Material provided:
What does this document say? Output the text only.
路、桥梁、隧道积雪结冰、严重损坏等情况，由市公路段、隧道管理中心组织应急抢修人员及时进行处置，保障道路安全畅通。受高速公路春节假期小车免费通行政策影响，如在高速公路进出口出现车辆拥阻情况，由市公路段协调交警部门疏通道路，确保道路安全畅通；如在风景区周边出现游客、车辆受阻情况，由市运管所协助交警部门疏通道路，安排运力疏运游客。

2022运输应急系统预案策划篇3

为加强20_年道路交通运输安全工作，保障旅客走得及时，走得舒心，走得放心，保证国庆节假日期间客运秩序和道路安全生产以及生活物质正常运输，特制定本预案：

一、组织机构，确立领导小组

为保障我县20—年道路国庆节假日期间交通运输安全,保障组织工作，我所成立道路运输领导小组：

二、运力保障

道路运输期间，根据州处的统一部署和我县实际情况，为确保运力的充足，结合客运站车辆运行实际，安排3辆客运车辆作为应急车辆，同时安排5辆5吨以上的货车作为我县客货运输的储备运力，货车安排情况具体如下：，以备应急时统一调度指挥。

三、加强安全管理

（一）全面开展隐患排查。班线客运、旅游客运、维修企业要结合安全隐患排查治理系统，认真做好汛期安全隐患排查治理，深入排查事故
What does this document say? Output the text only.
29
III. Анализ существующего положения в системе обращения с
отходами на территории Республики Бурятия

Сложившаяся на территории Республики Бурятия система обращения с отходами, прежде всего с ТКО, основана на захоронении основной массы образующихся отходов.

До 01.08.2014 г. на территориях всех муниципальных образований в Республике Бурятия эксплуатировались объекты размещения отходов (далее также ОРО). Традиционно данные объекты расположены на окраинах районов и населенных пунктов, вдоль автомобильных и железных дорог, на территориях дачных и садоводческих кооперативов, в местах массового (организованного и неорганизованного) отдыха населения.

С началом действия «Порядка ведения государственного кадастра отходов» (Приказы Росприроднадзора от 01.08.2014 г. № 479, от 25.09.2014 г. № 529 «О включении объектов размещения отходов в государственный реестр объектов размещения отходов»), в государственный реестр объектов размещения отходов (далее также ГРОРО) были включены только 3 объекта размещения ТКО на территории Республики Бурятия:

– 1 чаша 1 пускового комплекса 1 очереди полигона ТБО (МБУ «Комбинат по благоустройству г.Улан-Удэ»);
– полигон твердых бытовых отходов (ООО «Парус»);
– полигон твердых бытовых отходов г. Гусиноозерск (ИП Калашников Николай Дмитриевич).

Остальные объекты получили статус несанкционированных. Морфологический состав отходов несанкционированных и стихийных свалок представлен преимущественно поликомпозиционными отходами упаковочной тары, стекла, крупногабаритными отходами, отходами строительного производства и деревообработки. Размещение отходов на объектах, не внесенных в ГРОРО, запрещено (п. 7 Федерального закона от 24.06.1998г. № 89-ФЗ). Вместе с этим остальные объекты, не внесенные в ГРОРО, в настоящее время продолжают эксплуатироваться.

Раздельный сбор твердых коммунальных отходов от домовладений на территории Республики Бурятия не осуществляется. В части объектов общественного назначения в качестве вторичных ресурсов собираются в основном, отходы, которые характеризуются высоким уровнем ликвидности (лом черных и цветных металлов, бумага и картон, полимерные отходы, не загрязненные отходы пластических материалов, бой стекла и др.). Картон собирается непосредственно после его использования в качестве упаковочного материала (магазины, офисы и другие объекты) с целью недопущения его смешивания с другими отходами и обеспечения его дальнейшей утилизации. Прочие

Set exercise:
Identify the lines of the entries containing the string "территории". Copy each such line.

Final result:
отходами на территории Республики Бурятия
Сложившаяся на территории Республики Бурятия система обращения с отходами, прежде всего с ТКО, основана на захоронении основной массы образующихся отходов.
С началом действия «Порядка ведения государственного кадастра отходов» (Приказы Росприроднадзора от 01.08.2014 г. № 479, от 25.09.2014 г. № 529 «О включении объектов размещения отходов в государственный реестр объектов размещения отходов»), в государственный реестр объектов размещения отходов (далее также ГРОРО) были включены только 3 объекта размещения ТКО на территории Республики Бурятия:
Раздельный сбор твердых коммунальных отходов от домовладений на территории Республики Бурятия не осуществляется. В части объектов общественного назначения в качестве вторичных ресурсов собираются в основном, отходы, которые характеризуются высоким уровнем ликвидности (лом черных и цветных металлов, бумага и картон, полимерные отходы, не загрязненные отходы пластических материалов, бой стекла и др.). Картон собирается непосредственно после его использования в качестве упаковочного материала (магазины, офисы и другие объекты) с целью недопущения его смешивания с другими отходами и обеспечения его дальнейшей утилизации. Прочие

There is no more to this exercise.